Segment Start: Given text

Anyhow...these are my observations in my case. I believe something fundamentally changes how the grid handles eventing (like mouse clicks etc) when grouping is enabled, but that's just me speculating. I say this because of my observation of my other grid where I have a checkbox on each row. With grouping enabled, a mouse click on a checkbox would take about 3 seconds to register (with thousands of calls to offsetWidth). Without grouping, the mouse click is registered immediately. I even noticed its not just the checkbox I've added that causes this behavior...the checkbox just makes it apparent/visible. I find that if I click anywhere on a row, I get the same sort of behavior (thousands of calls to offsetWidth)....and I don't even have row selection enabled.
Regards
GT
Hi experts,
We are significantly experiencing the performance issue while reading the kendo grid. We are using linq to entities to interact database and it is generating query. After that we are applying "query.AsNoTracking().ToPagedList(criteria.CurrentPage);" here it takes along time to load as it has almost 400k+ records and it is displaying 20 in the grid as page size is 20. For displaying first 20 records from 400k records it is taking 2 min, for the next 20 records again it is following same process which is far acceptable. We are doing union of two queries and 8 to 10 joins in each linq query. Could anyone suggest how to improve performance of this query. Please respond as soon as possible............thanks in advance
I am not sure that the issue that you are experiencing is related to the topic of this conversation. So please open a separate support request with your issue and we will be happy to help.
Regards,
Kiril Nikolov
Telerik
So, after some digging and what not. I came to the conclusion that is was a mouse down event some where. So I don't know all the repructions of doing this. but i was able to speed up my Grid significantly, from 3 seconds / never selecting a row to less then half a second.

Segment End: Given text
Segment Start: Dataset content

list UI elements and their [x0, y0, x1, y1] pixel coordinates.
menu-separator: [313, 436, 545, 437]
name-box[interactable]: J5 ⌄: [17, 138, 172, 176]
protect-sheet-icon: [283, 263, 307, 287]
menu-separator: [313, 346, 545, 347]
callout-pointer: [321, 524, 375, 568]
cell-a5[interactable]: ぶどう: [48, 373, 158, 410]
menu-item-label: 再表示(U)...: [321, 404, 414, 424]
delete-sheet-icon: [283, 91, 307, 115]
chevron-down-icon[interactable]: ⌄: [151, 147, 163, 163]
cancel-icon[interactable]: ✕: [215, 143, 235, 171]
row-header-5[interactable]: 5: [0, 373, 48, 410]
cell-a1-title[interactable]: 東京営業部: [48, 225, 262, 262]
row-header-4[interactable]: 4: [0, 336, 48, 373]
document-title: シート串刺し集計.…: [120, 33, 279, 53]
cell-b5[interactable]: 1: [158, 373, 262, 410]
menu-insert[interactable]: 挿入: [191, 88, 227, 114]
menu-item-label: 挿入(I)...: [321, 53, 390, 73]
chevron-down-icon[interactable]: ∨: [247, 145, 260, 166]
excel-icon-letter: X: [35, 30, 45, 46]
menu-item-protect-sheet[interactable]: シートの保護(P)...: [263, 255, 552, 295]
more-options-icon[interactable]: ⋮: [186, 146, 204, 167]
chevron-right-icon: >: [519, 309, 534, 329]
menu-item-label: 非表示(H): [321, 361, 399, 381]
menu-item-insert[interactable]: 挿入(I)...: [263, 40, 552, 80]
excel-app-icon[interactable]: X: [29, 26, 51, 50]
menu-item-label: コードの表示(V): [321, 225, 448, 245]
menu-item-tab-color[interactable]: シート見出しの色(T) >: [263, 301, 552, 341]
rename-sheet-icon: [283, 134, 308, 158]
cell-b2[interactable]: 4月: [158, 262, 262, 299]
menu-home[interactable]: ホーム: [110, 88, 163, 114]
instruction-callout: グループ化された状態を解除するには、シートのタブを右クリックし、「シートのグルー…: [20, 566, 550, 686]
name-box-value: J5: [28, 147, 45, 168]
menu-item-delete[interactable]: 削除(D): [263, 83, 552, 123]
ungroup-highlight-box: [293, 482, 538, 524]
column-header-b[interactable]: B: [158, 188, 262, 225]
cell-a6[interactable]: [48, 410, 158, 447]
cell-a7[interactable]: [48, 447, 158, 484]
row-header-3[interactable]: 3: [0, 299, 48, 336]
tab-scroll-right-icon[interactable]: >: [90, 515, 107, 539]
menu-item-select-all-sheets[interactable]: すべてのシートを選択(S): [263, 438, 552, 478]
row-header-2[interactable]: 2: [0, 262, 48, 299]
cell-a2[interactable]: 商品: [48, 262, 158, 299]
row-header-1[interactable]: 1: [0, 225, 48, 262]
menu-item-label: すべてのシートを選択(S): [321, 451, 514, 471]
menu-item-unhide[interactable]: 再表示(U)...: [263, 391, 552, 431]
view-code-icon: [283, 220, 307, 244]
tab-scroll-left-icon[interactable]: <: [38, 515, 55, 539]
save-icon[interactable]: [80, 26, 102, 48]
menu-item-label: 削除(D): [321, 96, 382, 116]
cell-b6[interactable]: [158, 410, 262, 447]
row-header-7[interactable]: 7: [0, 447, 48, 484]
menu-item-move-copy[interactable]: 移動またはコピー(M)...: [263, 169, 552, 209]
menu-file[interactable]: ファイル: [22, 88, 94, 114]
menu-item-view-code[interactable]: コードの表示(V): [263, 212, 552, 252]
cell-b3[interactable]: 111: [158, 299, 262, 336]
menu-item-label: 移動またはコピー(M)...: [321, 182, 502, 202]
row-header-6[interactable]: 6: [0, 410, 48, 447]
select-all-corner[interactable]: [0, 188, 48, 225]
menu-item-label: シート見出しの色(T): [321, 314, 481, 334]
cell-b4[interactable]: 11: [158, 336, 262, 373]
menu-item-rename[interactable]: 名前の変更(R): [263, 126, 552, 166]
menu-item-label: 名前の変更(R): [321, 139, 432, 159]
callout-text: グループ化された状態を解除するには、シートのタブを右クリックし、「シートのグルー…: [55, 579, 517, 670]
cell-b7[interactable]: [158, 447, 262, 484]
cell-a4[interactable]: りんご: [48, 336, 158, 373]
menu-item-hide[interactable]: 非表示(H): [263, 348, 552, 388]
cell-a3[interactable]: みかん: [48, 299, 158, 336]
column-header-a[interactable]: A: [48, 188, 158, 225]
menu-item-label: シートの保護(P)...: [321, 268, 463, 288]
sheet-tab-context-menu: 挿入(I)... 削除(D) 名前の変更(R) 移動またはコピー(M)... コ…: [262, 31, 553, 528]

Segment End: Dataset content

Which lengths of time are mentioned in the grid performance thread? List each one in the order it appears.

- about 3 seconds
- 2 min
- 3 seconds
- less then half a second